#### DOCUMENT PASSAGE
The Reign of Whitey Is Never Over

Orange Is the New Black’s second season still falls flat on class and race.

Yasmin Nair

The conflict between Vee (Lorraine Toussaint, R) and Red (Kate Mulgrew, L) brings the show's race problems to the fore. (JoJo Whilden / Netflix)

This review contains spoilers about the first and second seasons of Netflix’s Orange Is the New Black.

If Season 1 made prison seem like Camp PrisonCanBeFun for girls, Season 2 is bleaker and filled with reminders that the only certainty about prison life, besides the roaches and the shit bubbling up through bad plumbing, is the absolute uncertainty.

Netflix’s summer 2013 hit series, Orange Is the New Black, became that rare show that enters the cultural lexicon and propels little-known actors to stardom — notably Uzo Aduba (“Crazy Eyes”/Suzanne), Taylor Schilling (Piper Chapman) and Laverne Cox (Sophia Burset).

At the start of the second season, released on Friday, we meet someone with the potential to become the first non-human breakout star of the series: a roach named Yoda. But alas, before Yoda can take his place as the Archy of the twenty-first century, he is accidentally squelched to death by Piper as she steps into a new cell in Chicago’s Metropolitan Detention Center (MDC) (based on the Metrapolitan Correctional Center in Chicago). 

After having beaten Pennsatucky” (Taryn Manning) to a pulp at the end of the first season, Piper is awoken by guards in the dead of night, forced onto a bus and then a plane, and plopped into the Chicago prison, away from the fragile bonds she has managed to forge with the women in Litchfield. We — and she — assume this is in retaliation for having severely injured and possibly killed Pennsatucky. The sight of MDC, which looms like Saruman’s Tower smack in the middle of Chicago’s downtown, convinces us and her that she is in for a long, painful stretch in a much rougher prison than the single-sex, minimum security Litchfield — not to mention possible trial for Pennsatucky’s murder. Yoda, whose presence contributes to the general sense of filth and decrepitude, is one of the myriad trained roaches at MDC, each at least as long as an intemperate middle finger, who smuggle stamps and cigarettes back and forth between inmates, with varying degrees of reliability.
########
*STATED EXERCISE 1*.
Translate this sentence from the review of Orange Is the New Black into Spanish: "This review contains spoilers about the first and second seasons of Netflix’s Orange Is the New Black."
*STATED EXERCISE 2*.
Write out word for word the part of the review of Orange Is the New Black that runs from "If Season 1" up to and including "Laverne Cox (Sophia Burset).".
*STATED EXERCISE 3*.
Resume the review of Orange Is the New Black after its final sentence and keep writing it.
#### DATA ROWS
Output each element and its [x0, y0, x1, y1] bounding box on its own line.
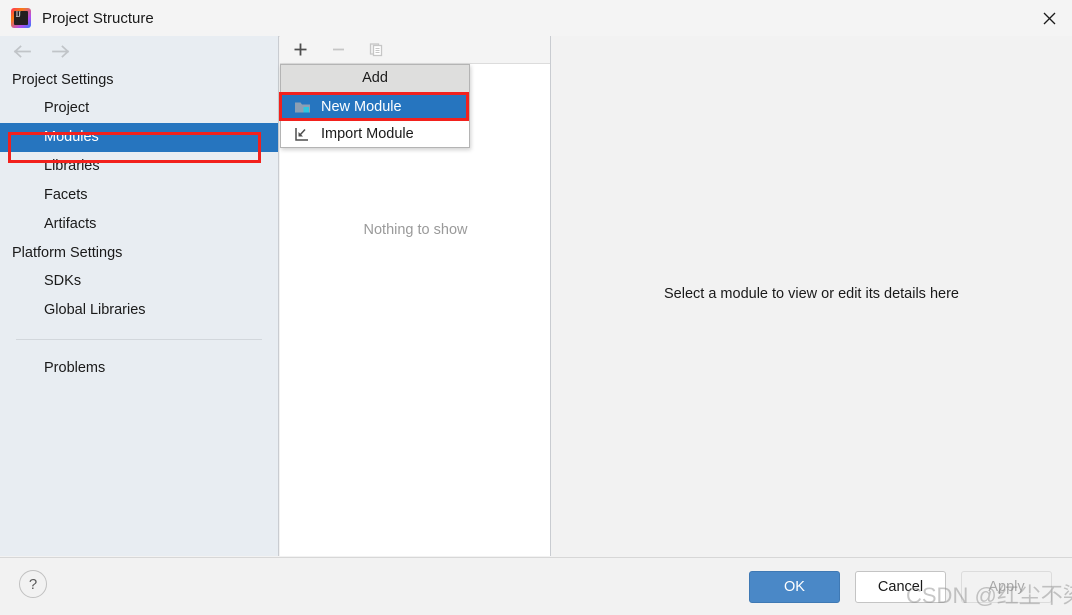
sidebar-group-project-settings: Project Settings — [12, 72, 114, 88]
copy-icon — [365, 39, 387, 61]
add-menu-title: Add — [281, 65, 469, 93]
detail-hint-text: Select a module to view or edit its deta… — [664, 286, 959, 302]
module-detail-panel: Select a module to view or edit its deta… — [551, 36, 1072, 556]
empty-state-text: Nothing to show — [363, 222, 468, 238]
sidebar-item-libraries[interactable]: Libraries — [0, 152, 278, 181]
sidebar-item-facets[interactable]: Facets — [0, 181, 278, 210]
help-button[interactable]: ? — [19, 570, 47, 598]
sidebar-item-modules[interactable]: Modules — [0, 123, 278, 152]
import-module-icon — [293, 125, 312, 142]
apply-button: Apply — [961, 571, 1052, 603]
modules-toolbar — [280, 36, 550, 64]
sidebar-group-platform-settings: Platform Settings — [12, 245, 123, 261]
add-dropdown-menu: Add New Module Import Module — [280, 64, 470, 148]
sidebar-item-global-libraries[interactable]: Global Libraries — [0, 296, 278, 325]
menu-item-import-module[interactable]: Import Module — [281, 120, 469, 147]
sidebar-item-problems[interactable]: Problems — [0, 354, 278, 383]
logo-text: IJ — [15, 10, 21, 19]
menu-item-label: New Module — [321, 98, 402, 115]
window-title: Project Structure — [42, 9, 154, 27]
ok-button[interactable]: OK — [749, 571, 840, 603]
arrow-right-icon[interactable] — [48, 40, 72, 62]
intellij-logo-icon: IJ — [11, 8, 31, 28]
menu-item-label: Import Module — [321, 125, 414, 142]
settings-sidebar: Project Settings Project Modules Librari… — [0, 36, 279, 556]
cancel-button[interactable]: Cancel — [855, 571, 946, 603]
navigation-arrows — [0, 36, 278, 66]
arrow-left-icon[interactable] — [10, 40, 34, 62]
title-bar: IJ Project Structure — [0, 0, 1072, 37]
plus-icon[interactable] — [289, 39, 311, 61]
project-structure-dialog: IJ Project Structure Project Settings Pr… — [0, 0, 1072, 615]
menu-item-new-module[interactable]: New Module — [281, 93, 469, 120]
sidebar-item-project[interactable]: Project — [0, 94, 278, 123]
close-icon[interactable] — [1026, 0, 1072, 36]
sidebar-item-sdks[interactable]: SDKs — [0, 267, 278, 296]
new-module-folder-icon — [293, 98, 312, 115]
minus-icon — [327, 39, 349, 61]
sidebar-item-artifacts[interactable]: Artifacts — [0, 210, 278, 239]
sidebar-divider — [16, 339, 262, 340]
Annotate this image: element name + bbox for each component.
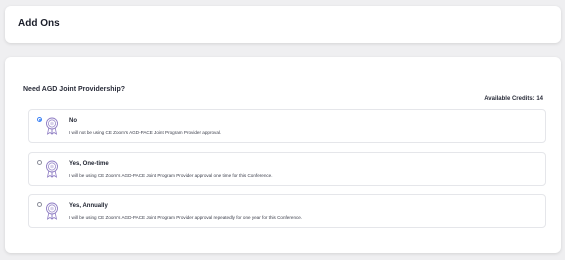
- header-card: Add Ons: [5, 6, 561, 43]
- addon-card: Need AGD Joint Providership? Available C…: [5, 57, 561, 253]
- addon-question: Need AGD Joint Providership?: [23, 86, 126, 93]
- option-yes-one-time[interactable]: Yes, One-time I will be using CE Zoom's …: [28, 152, 546, 186]
- option-title: Yes, Annually: [69, 203, 108, 209]
- radio-no[interactable]: [37, 117, 42, 122]
- page-title: Add Ons: [18, 18, 60, 29]
- radio-yes-one-time[interactable]: [37, 160, 42, 165]
- award-ribbon-icon: [46, 160, 58, 178]
- option-title: No: [69, 118, 77, 124]
- option-description: I will be using CE Zoom's AGD-PACE Joint…: [69, 173, 273, 178]
- option-description: I will be using CE Zoom's AGD-PACE Joint…: [69, 215, 303, 220]
- option-yes-annually[interactable]: Yes, Annually I will be using CE Zoom's …: [28, 194, 546, 228]
- radio-yes-annually[interactable]: [37, 202, 42, 207]
- option-title: Yes, One-time: [69, 161, 109, 167]
- available-credits: Available Credits: 14: [484, 96, 543, 102]
- option-description: I will not be using CE Zoom's AGD-PACE J…: [69, 130, 222, 135]
- option-no[interactable]: No I will not be using CE Zoom's AGD-PAC…: [28, 109, 546, 143]
- award-ribbon-icon: [46, 117, 58, 135]
- award-ribbon-icon: [46, 202, 58, 220]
########
*REPLY 1*.
Esta reseña contiene spoilers sobre la primera y la segunda temporada de Orange Is the New Black, de Netflix.

*REPLY 2*.
If Season 1 made prison seem like Camp PrisonCanBeFun for girls, Season 2 is bleaker and filled with reminders that the only certainty about prison life, besides the roaches and the shit bubbling up through bad plumbing, is the absolute uncertainty.

Netflix’s summer 2013 hit series, Orange Is the New Black, became that rare show that enters the cultural lexicon and propels little-known actors to stardom — notably Uzo Aduba (“Crazy Eyes”/Suzanne), Taylor Schilling (Piper Chapman) and Laverne Cox (Sophia Burset).

*REPLY 3*.
But this is about as exciting as the season gets; after the first episode, Orange settles into a pace that is much slower the second time around. Watching episodes is like watching honey flow through a plastic bear-shaped bottle on a cold Chicago night. Where Season 1 at least kept people on the edge of their seats at the end of every episode, this season left this reviewer gnawing at an arm to stay awake. The slowness persists despite the many back stories, presented in flashback. Even potentially interesting ones, like Suzanne’s adoption by white parents, or Rosa’s (Barbara Rosenblat) past as a lush-lipped and longhaired bank robber who got off on the excitement of heists fail to spice things up.

Providing such details of characters’ lives is a classic humanizing technique, as well as a tactic to keep people interested. But it simply doesn’t work very well this season, because the question of why, for instance, Morello (Yael Stone) is so obsessed with Christopher, is disconnected from the narrative thrust of the show. As a result, the show in effect is drawing out the action — not a lot happens, and it happens in a relatively short time, but it all gets stretched like a long rubber band. Moreover, the focus on the inmates’ back stories folds into a central problem with the show: that it has to constantly make prison be about the people in it, as opposed to discussing the systemic problems with the prison industrial complex itself.

Largely missing from Season 2 is the presence of Laverne Cox, who has, in the intervening period between the seasons, become a well-known spokesperson on trans issues and a producer of a forthcoming documentary on CeCe McDonald. (Read my interview with Cox for In These Times here.) But Cox wasn’t just a success in gaining visibility for trans actors everywhere — she was also very good in her role as Sophia Burset. In Season 2, she rarely appears, and when she does, it’s as a mouthpiece for what the show clearly identifies as the correct and progressive political line on sexually and gender politics. Discovering that most of the women have no idea about the different parts that comprise their genitals, she gives an impromptu lecture. In other words, Cox is no longer playing a character but has become, in effect, the native informant on All Matters Trans. An Orange without her in a bigger role as an actor and not simply a spokesperson is greatly diminished in breadth and depth.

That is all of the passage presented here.